> **Prompt**
Give back exactly the lines running from the line with "Parse this screenshot: output" to the end of the entries, and only those lines.

Chart and figure data:
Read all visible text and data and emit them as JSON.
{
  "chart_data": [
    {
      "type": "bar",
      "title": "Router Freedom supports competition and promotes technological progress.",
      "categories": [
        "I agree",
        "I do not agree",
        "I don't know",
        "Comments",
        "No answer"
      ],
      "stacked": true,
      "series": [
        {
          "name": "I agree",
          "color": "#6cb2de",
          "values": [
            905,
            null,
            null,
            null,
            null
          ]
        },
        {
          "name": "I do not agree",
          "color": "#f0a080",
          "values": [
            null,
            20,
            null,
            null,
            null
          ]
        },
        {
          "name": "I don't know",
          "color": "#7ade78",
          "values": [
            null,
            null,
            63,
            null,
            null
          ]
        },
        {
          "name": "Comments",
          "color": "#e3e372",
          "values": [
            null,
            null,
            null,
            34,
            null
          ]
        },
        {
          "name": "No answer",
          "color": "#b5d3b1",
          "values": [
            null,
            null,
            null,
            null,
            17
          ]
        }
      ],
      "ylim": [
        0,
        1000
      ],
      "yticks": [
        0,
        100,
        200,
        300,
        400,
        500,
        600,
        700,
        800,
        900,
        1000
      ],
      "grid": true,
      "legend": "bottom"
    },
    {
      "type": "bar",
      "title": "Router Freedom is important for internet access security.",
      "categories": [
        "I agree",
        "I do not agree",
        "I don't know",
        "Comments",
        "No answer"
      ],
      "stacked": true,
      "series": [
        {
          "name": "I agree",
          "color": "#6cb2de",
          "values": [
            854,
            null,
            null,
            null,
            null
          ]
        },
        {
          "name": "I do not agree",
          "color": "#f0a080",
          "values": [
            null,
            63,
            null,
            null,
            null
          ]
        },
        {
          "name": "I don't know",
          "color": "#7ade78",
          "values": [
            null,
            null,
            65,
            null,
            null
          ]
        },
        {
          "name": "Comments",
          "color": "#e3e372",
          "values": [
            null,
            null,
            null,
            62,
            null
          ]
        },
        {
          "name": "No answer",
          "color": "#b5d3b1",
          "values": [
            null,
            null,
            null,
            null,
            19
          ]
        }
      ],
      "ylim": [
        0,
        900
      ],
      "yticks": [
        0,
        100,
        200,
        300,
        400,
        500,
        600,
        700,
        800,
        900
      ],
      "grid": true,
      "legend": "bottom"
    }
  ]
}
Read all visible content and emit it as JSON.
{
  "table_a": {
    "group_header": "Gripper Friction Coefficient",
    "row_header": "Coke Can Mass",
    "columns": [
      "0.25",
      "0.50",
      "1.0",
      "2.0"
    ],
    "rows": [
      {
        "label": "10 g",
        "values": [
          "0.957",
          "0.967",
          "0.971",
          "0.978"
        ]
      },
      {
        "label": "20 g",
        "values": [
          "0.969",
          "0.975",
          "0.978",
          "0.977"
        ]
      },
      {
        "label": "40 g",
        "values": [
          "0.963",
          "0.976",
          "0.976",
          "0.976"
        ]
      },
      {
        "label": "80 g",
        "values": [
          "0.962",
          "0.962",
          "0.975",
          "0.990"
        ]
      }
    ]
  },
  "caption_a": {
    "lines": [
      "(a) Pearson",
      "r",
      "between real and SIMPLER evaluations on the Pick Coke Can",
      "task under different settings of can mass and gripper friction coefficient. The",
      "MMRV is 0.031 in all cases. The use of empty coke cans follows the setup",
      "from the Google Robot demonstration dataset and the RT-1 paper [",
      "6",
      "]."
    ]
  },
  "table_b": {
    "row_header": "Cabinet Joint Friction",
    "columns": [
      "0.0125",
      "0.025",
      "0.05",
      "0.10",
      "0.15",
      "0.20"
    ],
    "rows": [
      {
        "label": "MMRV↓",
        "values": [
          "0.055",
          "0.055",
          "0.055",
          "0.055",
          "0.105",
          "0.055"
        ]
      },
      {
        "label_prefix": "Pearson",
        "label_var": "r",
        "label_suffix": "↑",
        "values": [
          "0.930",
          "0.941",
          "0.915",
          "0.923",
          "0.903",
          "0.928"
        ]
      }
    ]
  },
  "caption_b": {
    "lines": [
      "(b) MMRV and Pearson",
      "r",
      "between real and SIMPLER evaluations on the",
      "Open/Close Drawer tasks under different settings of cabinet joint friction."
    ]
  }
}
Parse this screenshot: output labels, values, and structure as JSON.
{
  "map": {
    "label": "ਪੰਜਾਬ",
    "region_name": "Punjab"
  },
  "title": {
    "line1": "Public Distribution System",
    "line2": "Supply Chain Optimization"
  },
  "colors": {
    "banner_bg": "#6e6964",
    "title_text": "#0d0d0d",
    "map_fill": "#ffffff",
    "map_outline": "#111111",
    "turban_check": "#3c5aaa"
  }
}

> **Complete response**
Parse this screenshot: output labels, values, and structure as JSON.
{
  "map": {
    "label": "ਪੰਜਾਬ",
    "region_name": "Punjab"
  },
  "title": {
    "line1": "Public Distribution System",
    "line2": "Supply Chain Optimization"
  },
  "colors": {
    "banner_bg": "#6e6964",
    "title_text": "#0d0d0d",
    "map_fill": "#ffffff",
    "map_outline": "#111111",
    "turban_check": "#3c5aaa"
  }
}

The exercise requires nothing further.